Exercise brief -
Convert every line of the items below into a numbered list, omitting any blank lines.

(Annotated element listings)
:::::
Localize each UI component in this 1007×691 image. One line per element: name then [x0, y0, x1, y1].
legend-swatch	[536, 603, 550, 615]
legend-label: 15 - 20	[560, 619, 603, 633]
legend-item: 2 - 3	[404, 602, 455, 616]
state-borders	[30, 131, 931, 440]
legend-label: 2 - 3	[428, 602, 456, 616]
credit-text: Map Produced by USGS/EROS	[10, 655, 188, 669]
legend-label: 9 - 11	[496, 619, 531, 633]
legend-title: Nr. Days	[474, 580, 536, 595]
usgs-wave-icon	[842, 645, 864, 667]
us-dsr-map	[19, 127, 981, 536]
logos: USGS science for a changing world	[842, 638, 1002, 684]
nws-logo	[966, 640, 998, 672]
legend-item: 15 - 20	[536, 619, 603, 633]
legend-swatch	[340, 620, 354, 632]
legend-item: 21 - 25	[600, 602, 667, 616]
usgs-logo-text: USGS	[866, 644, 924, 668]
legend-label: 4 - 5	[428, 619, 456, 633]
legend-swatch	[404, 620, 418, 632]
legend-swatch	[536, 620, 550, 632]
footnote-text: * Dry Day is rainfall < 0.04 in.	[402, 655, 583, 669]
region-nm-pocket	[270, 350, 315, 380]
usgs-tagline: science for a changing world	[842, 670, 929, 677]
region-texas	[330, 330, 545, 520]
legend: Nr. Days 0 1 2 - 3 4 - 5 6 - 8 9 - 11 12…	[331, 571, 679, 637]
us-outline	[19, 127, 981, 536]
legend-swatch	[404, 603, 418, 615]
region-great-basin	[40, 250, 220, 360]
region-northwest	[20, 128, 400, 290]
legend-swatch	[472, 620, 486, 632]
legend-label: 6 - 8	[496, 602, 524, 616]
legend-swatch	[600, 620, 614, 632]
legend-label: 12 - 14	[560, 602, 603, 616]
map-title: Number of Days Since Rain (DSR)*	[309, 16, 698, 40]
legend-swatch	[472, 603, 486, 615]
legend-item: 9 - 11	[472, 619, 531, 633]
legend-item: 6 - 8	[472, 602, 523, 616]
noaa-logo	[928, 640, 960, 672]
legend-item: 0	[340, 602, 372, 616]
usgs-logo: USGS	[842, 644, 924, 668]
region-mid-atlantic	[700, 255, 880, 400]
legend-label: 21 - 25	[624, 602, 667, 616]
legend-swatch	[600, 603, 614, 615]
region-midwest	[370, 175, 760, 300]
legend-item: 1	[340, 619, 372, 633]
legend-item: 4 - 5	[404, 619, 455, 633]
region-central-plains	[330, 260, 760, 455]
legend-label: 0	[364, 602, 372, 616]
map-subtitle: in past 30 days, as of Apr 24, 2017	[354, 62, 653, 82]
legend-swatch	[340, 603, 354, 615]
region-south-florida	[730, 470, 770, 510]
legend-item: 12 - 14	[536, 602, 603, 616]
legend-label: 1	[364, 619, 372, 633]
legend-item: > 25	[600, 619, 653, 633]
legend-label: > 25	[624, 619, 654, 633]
:::::
Task output -
1. Localize each UI component in this 1007×691 image. One line per element: name then [x0, y0, x1, y1].
2. legend-swatch	[536, 603, 550, 615]
3. legend-label: 15 - 20	[560, 619, 603, 633]
4. legend-item: 2 - 3	[404, 602, 455, 616]
5. state-borders	[30, 131, 931, 440]
6. legend-label: 2 - 3	[428, 602, 456, 616]
7. credit-text: Map Produced by USGS/EROS	[10, 655, 188, 669]
8. legend-label: 9 - 11	[496, 619, 531, 633]
9. legend-title: Nr. Days	[474, 580, 536, 595]
10. usgs-wave-icon	[842, 645, 864, 667]
11. us-dsr-map	[19, 127, 981, 536]
12. logos: USGS science for a changing world	[842, 638, 1002, 684]
13. nws-logo	[966, 640, 998, 672]
14. legend-item: 15 - 20	[536, 619, 603, 633]
15. legend-swatch	[340, 620, 354, 632]
16. legend-item: 21 - 25	[600, 602, 667, 616]
17. usgs-logo-text: USGS	[866, 644, 924, 668]
18. legend-label: 4 - 5	[428, 619, 456, 633]
19. legend-swatch	[404, 620, 418, 632]
20. legend-swatch	[536, 620, 550, 632]
21. footnote-text: * Dry Day is rainfall < 0.04 in.	[402, 655, 583, 669]
22. region-nm-pocket	[270, 350, 315, 380]
23. usgs-tagline: science for a changing world	[842, 670, 929, 677]
24. region-texas	[330, 330, 545, 520]
25. legend: Nr. Days 0 1 2 - 3 4 - 5 6 - 8 9 - 11 12…	[331, 571, 679, 637]
26. us-outline	[19, 127, 981, 536]
27. legend-swatch	[404, 603, 418, 615]
28. region-great-basin	[40, 250, 220, 360]
29. region-northwest	[20, 128, 400, 290]
30. legend-swatch	[472, 620, 486, 632]
31. legend-label: 6 - 8	[496, 602, 524, 616]
32. legend-swatch	[600, 620, 614, 632]
33. legend-label: 12 - 14	[560, 602, 603, 616]
34. map-title: Number of Days Since Rain (DSR)*	[309, 16, 698, 40]
35. legend-swatch	[472, 603, 486, 615]
36. legend-item: 9 - 11	[472, 619, 531, 633]
37. legend-item: 6 - 8	[472, 602, 523, 616]
38. noaa-logo	[928, 640, 960, 672]
39. legend-item: 0	[340, 602, 372, 616]
40. usgs-logo: USGS	[842, 644, 924, 668]
41. region-mid-atlantic	[700, 255, 880, 400]
42. legend-label: 21 - 25	[624, 602, 667, 616]
43. legend-swatch	[600, 603, 614, 615]
44. region-midwest	[370, 175, 760, 300]
45. legend-item: 1	[340, 619, 372, 633]
46. legend-item: 4 - 5	[404, 619, 455, 633]
47. region-central-plains	[330, 260, 760, 455]
48. legend-label: 0	[364, 602, 372, 616]
49. map-subtitle: in past 30 days, as of Apr 24, 2017	[354, 62, 653, 82]
50. legend-swatch	[340, 603, 354, 615]
51. region-south-florida	[730, 470, 770, 510]
52. legend-item: 12 - 14	[536, 602, 603, 616]
53. legend-label: 1	[364, 619, 372, 633]
54. legend-item: > 25	[600, 619, 653, 633]
55. legend-label: > 25	[624, 619, 654, 633]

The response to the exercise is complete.